# TASK TO COMPLETE
Read through the records below and copy each line that uses the word "Meteottractions".

# MATERIAL PROVIDED
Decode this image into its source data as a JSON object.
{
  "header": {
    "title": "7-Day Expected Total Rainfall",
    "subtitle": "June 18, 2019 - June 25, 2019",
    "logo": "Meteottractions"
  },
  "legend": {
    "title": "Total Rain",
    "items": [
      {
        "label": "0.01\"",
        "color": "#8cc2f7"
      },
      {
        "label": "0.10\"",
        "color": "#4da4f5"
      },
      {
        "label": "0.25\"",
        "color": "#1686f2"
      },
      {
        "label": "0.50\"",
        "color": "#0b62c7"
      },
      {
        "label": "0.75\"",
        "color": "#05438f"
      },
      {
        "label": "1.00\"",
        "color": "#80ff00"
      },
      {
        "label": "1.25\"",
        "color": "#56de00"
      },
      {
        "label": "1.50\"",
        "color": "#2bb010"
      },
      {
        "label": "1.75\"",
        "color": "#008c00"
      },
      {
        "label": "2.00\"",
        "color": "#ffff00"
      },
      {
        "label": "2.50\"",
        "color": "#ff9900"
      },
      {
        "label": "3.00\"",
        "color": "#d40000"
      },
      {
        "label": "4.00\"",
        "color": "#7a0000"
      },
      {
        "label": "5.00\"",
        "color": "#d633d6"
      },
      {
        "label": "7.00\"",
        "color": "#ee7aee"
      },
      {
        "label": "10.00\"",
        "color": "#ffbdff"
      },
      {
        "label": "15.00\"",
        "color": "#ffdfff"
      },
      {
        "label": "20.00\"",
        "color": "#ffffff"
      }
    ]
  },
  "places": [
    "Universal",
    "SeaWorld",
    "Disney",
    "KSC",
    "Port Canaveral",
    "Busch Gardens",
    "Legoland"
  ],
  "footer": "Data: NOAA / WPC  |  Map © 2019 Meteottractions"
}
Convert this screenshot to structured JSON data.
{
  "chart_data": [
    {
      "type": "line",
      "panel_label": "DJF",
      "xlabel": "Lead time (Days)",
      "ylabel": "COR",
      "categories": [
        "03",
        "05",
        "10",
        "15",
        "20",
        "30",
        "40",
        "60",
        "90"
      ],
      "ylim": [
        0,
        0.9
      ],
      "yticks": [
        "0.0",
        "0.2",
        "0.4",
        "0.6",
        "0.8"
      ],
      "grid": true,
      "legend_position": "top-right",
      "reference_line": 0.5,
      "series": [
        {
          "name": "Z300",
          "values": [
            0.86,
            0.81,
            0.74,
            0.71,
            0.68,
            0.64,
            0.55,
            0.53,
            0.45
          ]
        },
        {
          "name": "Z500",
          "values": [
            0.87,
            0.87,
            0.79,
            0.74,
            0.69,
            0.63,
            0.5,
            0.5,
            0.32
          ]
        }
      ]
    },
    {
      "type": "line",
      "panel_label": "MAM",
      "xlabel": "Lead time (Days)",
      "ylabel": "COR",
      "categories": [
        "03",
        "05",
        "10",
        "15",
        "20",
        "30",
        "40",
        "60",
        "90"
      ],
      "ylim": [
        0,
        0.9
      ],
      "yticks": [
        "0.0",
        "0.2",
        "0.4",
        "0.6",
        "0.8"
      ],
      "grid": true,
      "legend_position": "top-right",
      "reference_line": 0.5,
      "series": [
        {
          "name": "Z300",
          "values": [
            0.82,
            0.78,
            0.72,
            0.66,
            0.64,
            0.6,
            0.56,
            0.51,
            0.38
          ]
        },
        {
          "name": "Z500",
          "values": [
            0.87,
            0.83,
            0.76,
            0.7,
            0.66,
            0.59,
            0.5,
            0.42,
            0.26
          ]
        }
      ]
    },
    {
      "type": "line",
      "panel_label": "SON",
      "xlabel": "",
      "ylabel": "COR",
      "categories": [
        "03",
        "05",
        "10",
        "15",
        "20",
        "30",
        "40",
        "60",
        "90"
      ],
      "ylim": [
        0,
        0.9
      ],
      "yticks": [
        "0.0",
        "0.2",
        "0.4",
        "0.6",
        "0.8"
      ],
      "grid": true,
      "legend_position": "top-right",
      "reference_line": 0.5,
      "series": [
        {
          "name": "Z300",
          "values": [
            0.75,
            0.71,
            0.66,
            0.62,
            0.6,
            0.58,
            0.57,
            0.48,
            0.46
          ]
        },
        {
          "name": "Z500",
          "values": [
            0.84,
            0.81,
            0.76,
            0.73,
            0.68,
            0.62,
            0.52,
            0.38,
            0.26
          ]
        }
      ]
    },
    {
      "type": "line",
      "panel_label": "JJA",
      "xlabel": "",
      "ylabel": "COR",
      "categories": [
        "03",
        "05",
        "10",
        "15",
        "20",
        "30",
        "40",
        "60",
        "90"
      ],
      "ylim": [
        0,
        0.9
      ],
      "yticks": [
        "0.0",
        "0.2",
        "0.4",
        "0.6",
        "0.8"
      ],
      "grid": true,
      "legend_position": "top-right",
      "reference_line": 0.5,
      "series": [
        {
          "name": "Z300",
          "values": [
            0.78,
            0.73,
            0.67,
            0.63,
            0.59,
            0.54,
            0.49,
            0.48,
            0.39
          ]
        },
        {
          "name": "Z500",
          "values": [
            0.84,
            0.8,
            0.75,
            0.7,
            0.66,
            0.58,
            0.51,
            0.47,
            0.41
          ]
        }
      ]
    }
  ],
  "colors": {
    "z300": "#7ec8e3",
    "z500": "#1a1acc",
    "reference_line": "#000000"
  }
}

# EXPECTED ANSWER
    "logo": "Meteottractions"
  "footer": "Data: NOAA / WPC  |  Map © 2019 Meteottractions"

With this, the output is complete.